SHORT PROBLEM:
Search the listing below for the word "triangle" and copy each line that holds it.

RECORDS FOR THIS EXERCISE:

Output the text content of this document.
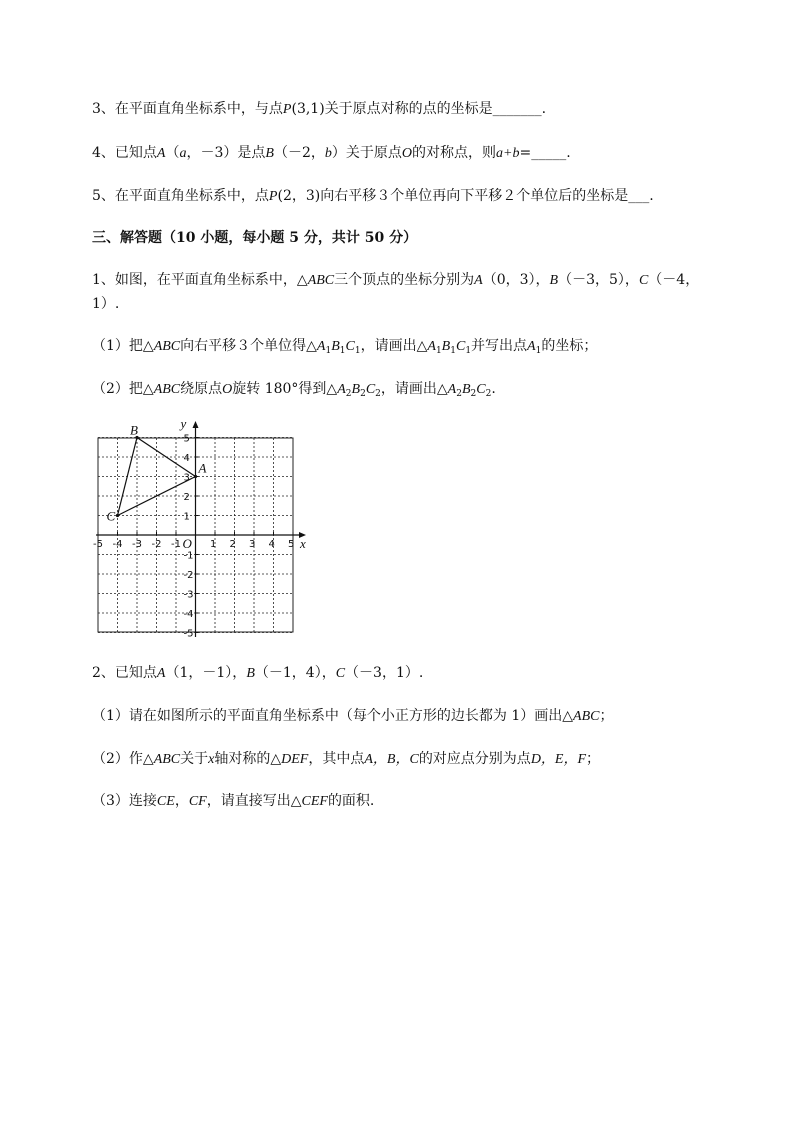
3、在平面直角坐标系中，与点P(3,1)关于原点对称的点的坐标是_______.
4、已知点A（a，－3）是点B（－2，b）关于原点O的对称点，则a+b=_____.
5、在平面直角坐标系中，点P(2，3)向右平移３个单位再向下平移２个单位后的坐标是___.
三、解答题（10 小题，每小题 5 分，共计 50 分）
1、如图，在平面直角坐标系中，△ABC三个顶点的坐标分别为A（0，3），B（－3，5），C（－4，
1）.
（1）把△ABC向右平移３个单位得$\triangle A_1B_1C_1$，请画出$\triangle A_1B_1C_1$并写出点$A_1$的坐标；
（2）把△ABC绕原点O旋转 180°得到$\triangle A_2B_2C_2$，请画出$\triangle A_2B_2C_2$.
x
y
O
-5 -4 -3 -2 -1	1 2 3 4 5
5
4
3
2
1
-1
-2
-3
-4
-5
A
B
C
2、已知点A（1，－1），B（－1，4），C（－3，1）.
（1）请在如图所示的平面直角坐标系中（每个小正方形的边长都为 1）画出△ABC；
（2）作△ABC关于x轴对称的△DEF，其中点A，B，C的对应点分别为点D，E，F；
（3）连接CE，CF，请直接写出△CEF的面积.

CORRECT RESPONSE:
（1）把△ABC向右平移３个单位得$\triangle A_1B_1C_1$，请画出$\triangle A_1B_1C_1$并写出点$A_1$的坐标；
（2）把△ABC绕原点O旋转 180°得到$\triangle A_2B_2C_2$，请画出$\triangle A_2B_2C_2$.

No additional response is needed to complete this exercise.